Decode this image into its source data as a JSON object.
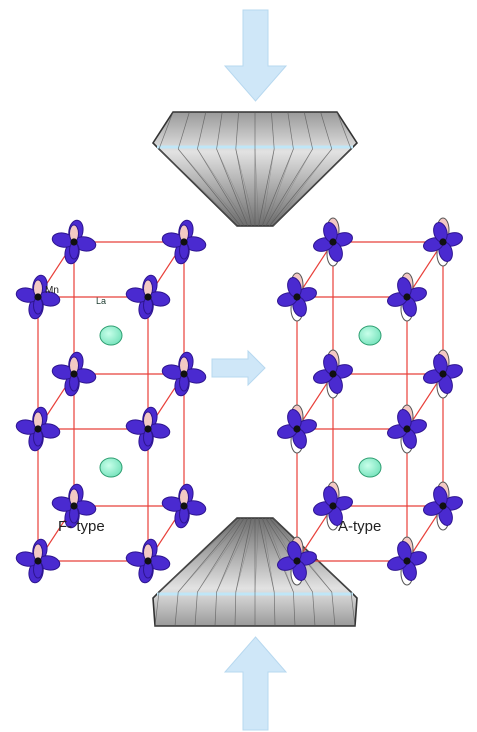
{
  "labels": {
    "mn": "Mn",
    "la": "La",
    "f_type": "F- type",
    "a_type": "A-type"
  },
  "colors": {
    "arrow": "#cfe7f8",
    "arrow_stroke": "#b7d8ef",
    "lattice_line": "#e8403a",
    "orbital_blue": "#4a2ad0",
    "orbital_blue_dark": "#2e1590",
    "orbital_pink": "#f3c9c4",
    "orbital_white": "#ffffff",
    "atom": "#111111",
    "la_fill": "#8ff0cf",
    "la_stroke": "#2f9f72",
    "diamond_light": "#f4f4f4",
    "diamond_dark": "#7a7a7a",
    "diamond_edge": "#333333",
    "diamond_band": "#bfe6f7"
  },
  "icons": {
    "pressure_arrow": "down-arrow-icon",
    "transition_arrow": "right-arrow-icon"
  }
}
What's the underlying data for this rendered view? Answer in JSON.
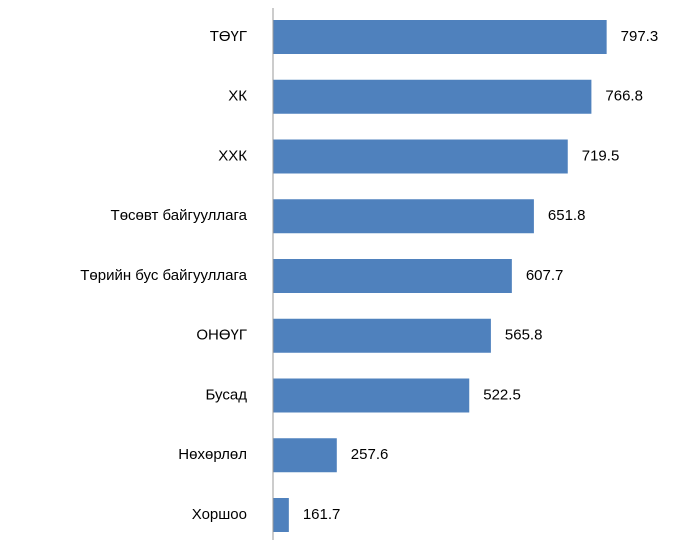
•••••
What you need to do: Copy the records exactly. Skip the pictures.

Solution to the exercise:
Decode this image into its source data as a JSON object.
{
  "labels": {
    "mn": "Mn",
    "la": "La",
    "f_type": "F- type",
    "a_type": "A-type"
  },
  "colors": {
    "arrow": "#cfe7f8",
    "arrow_stroke": "#b7d8ef",
    "lattice_line": "#e8403a",
    "orbital_blue": "#4a2ad0",
    "orbital_blue_dark": "#2e1590",
    "orbital_pink": "#f3c9c4",
    "orbital_white": "#ffffff",
    "atom": "#111111",
    "la_fill": "#8ff0cf",
    "la_stroke": "#2f9f72",
    "diamond_light": "#f4f4f4",
    "diamond_dark": "#7a7a7a",
    "diamond_edge": "#333333",
    "diamond_band": "#bfe6f7"
  },
  "icons": {
    "pressure_arrow": "down-arrow-icon",
    "transition_arrow": "right-arrow-icon"
  }
}
What's the underlying data for this rendered view? Answer in JSON.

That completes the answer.